Go through the data and say how many lines include the string "labels"; return only the figure.
▬▬▬▬▬▬▬▬▬▬
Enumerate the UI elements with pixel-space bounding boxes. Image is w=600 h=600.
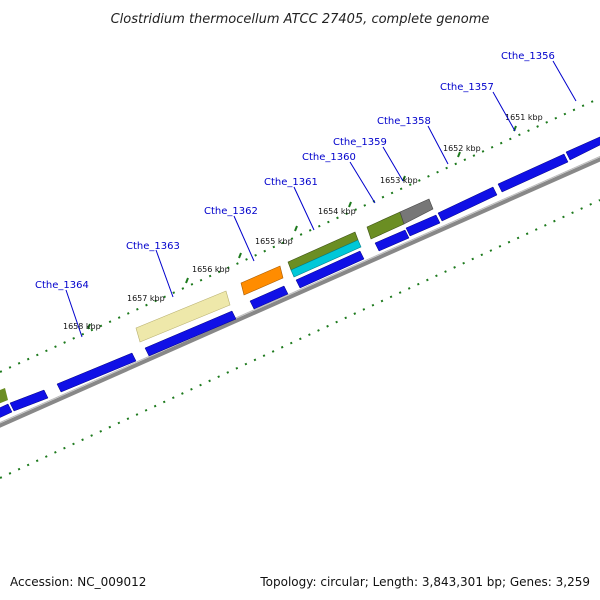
kbp-tick	[348, 201, 352, 208]
kbp-label: 1652 kbp	[443, 144, 481, 153]
cds-feature	[374, 229, 410, 252]
cds-feature	[565, 136, 600, 161]
gene-feature-cyan	[290, 239, 362, 278]
gene-label: Cthe_1362	[204, 206, 258, 217]
gene-feature-gray	[399, 198, 434, 225]
gene-label: Cthe_1363	[126, 241, 180, 252]
kbp-label: 1656 kbp	[192, 265, 230, 274]
gene-feature-orange	[240, 265, 284, 296]
cds-feature	[9, 389, 49, 412]
kbp-label: 1657 kbp	[127, 294, 165, 303]
gene-label: Cthe_1359	[333, 137, 387, 148]
kbp-tick	[238, 252, 242, 259]
gene-feature-olive	[0, 388, 8, 404]
gene-label: Cthe_1356	[501, 51, 555, 62]
cds-feature	[295, 250, 365, 289]
kbp-label: 1658 kbp	[63, 322, 101, 331]
kbp-label: 1654 kbp	[318, 207, 356, 216]
label-leaders	[65, 60, 577, 338]
gene-labels: Cthe_1356 Cthe_1357 Cthe_1358 Cthe_1359 …	[35, 51, 555, 291]
gene-label: Cthe_1358	[377, 116, 431, 127]
cds-feature	[56, 352, 137, 393]
cds-feature	[437, 186, 498, 222]
cds-feature	[497, 153, 569, 193]
gene-label: Cthe_1364	[35, 280, 89, 291]
cds-feature	[249, 285, 289, 310]
cds-feature	[0, 403, 13, 418]
kbp-label: 1651 kbp	[505, 113, 543, 122]
kbp-tick	[294, 225, 298, 232]
gene-label: Cthe_1360	[302, 152, 356, 163]
genome-summary-text: Topology: circular; Length: 3,843,301 bp…	[259, 575, 590, 589]
gene-feature-khaki	[135, 290, 231, 343]
kbp-tick	[402, 175, 406, 182]
kbp-labels: 1651 kbp 1652 kbp 1653 kbp 1654 kbp 1655…	[63, 113, 543, 331]
cds-track	[0, 136, 600, 418]
gene-track	[0, 198, 434, 404]
kbp-tick	[185, 277, 189, 284]
kbp-tick	[457, 151, 461, 158]
map-title: Clostridium thermocellum ATCC 27405, com…	[111, 12, 490, 27]
accession-text: Accession: NC_009012	[10, 575, 146, 589]
inner-tick-track	[0, 199, 600, 479]
kbp-tick	[87, 323, 91, 330]
kbp-label: 1653 kbp	[380, 176, 418, 185]
gene-label: Cthe_1357	[440, 82, 494, 93]
gene-label: Cthe_1361	[264, 177, 318, 188]
kbp-label: 1655 kbp	[255, 237, 293, 246]
cds-feature	[144, 310, 237, 357]
cds-feature	[405, 214, 441, 237]
genome-backbone	[0, 155, 600, 428]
▬▬▬▬▬▬▬▬▬▬
ANSWER SPACE => 2